Set problem: Retype, word for word, the line containing "Give me the" and every line after it to the end. Skip pictures.

Records supplied:
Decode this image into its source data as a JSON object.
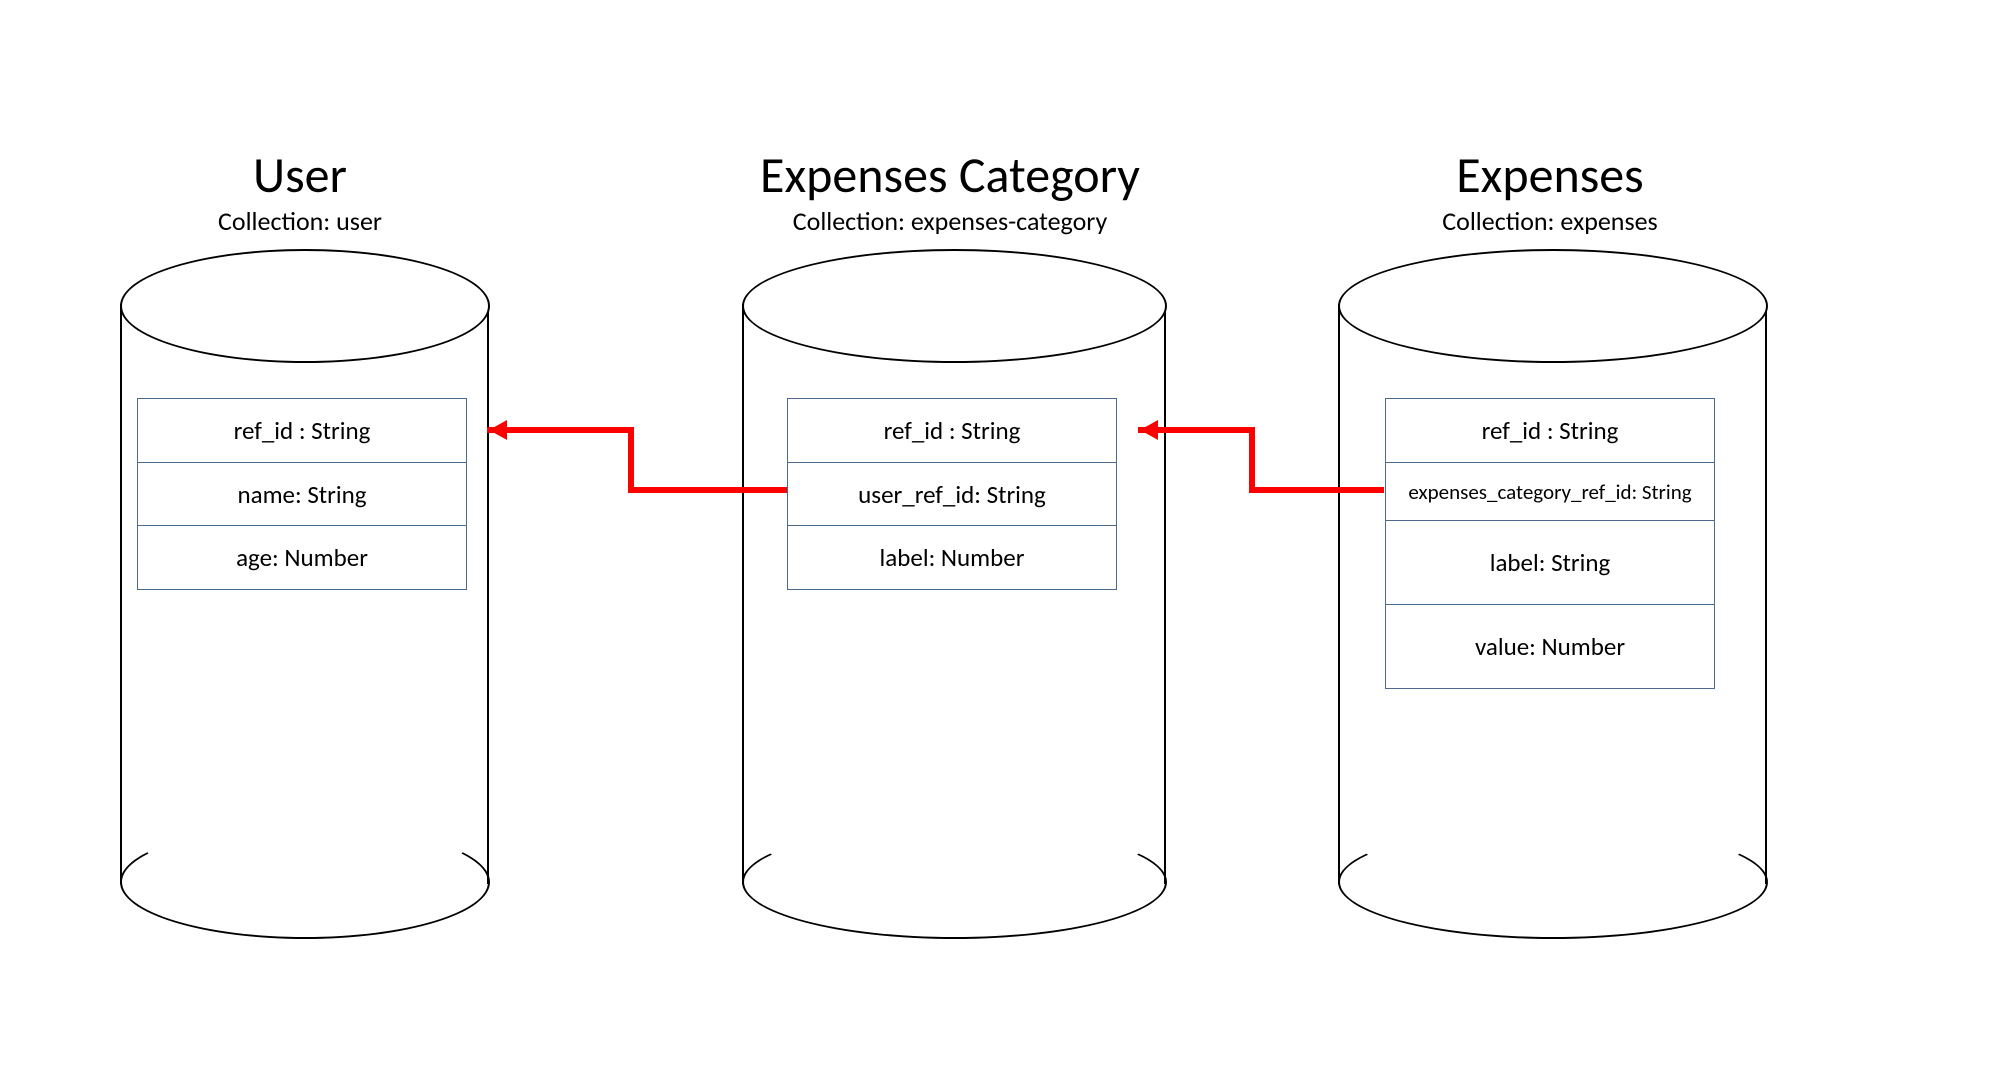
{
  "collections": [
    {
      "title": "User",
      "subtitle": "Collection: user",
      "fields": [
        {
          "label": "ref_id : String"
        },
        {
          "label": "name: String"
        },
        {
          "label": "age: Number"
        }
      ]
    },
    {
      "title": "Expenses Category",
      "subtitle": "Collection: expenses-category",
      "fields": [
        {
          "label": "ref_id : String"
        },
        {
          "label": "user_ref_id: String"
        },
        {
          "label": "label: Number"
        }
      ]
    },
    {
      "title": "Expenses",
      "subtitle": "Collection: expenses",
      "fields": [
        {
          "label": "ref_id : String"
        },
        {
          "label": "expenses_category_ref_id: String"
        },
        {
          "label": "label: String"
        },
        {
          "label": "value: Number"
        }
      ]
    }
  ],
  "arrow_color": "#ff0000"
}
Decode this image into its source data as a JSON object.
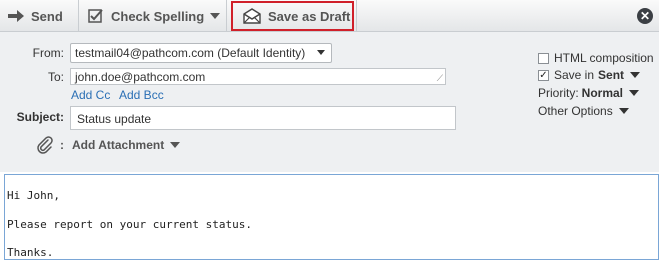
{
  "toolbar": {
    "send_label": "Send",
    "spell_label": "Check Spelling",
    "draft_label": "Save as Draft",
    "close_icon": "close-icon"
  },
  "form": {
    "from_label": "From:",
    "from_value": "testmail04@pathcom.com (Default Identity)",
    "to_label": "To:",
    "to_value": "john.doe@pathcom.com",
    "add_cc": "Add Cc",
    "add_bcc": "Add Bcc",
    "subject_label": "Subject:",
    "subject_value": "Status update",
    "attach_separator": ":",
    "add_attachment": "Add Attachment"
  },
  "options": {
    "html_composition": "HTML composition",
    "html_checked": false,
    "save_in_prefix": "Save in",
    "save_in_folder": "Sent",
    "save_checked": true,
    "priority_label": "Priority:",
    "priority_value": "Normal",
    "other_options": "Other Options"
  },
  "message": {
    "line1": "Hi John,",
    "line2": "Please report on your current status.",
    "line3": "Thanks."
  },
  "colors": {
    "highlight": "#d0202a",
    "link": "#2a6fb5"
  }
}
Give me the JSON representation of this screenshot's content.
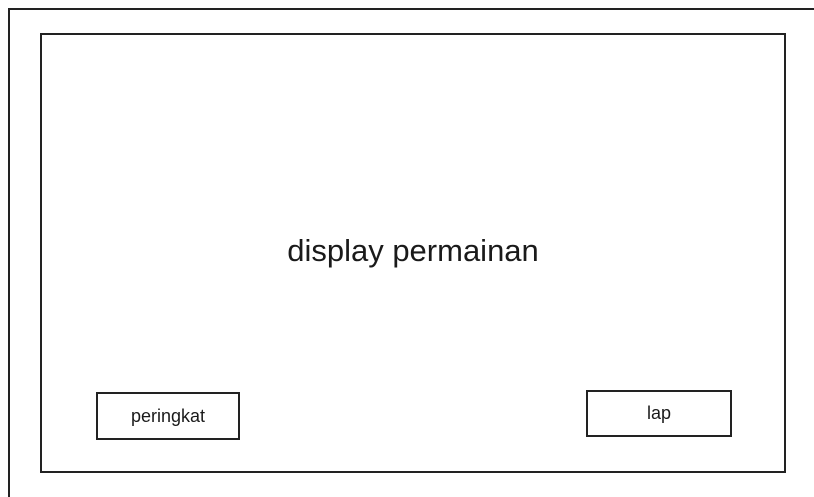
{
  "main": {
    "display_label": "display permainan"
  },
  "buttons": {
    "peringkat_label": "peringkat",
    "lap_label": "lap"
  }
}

Expected answer:
Give me the JSON representation of this screenshot's content.
{
  "main": {
    "display_label": "display permainan"
  },
  "buttons": {
    "peringkat_label": "peringkat",
    "lap_label": "lap"
  }
}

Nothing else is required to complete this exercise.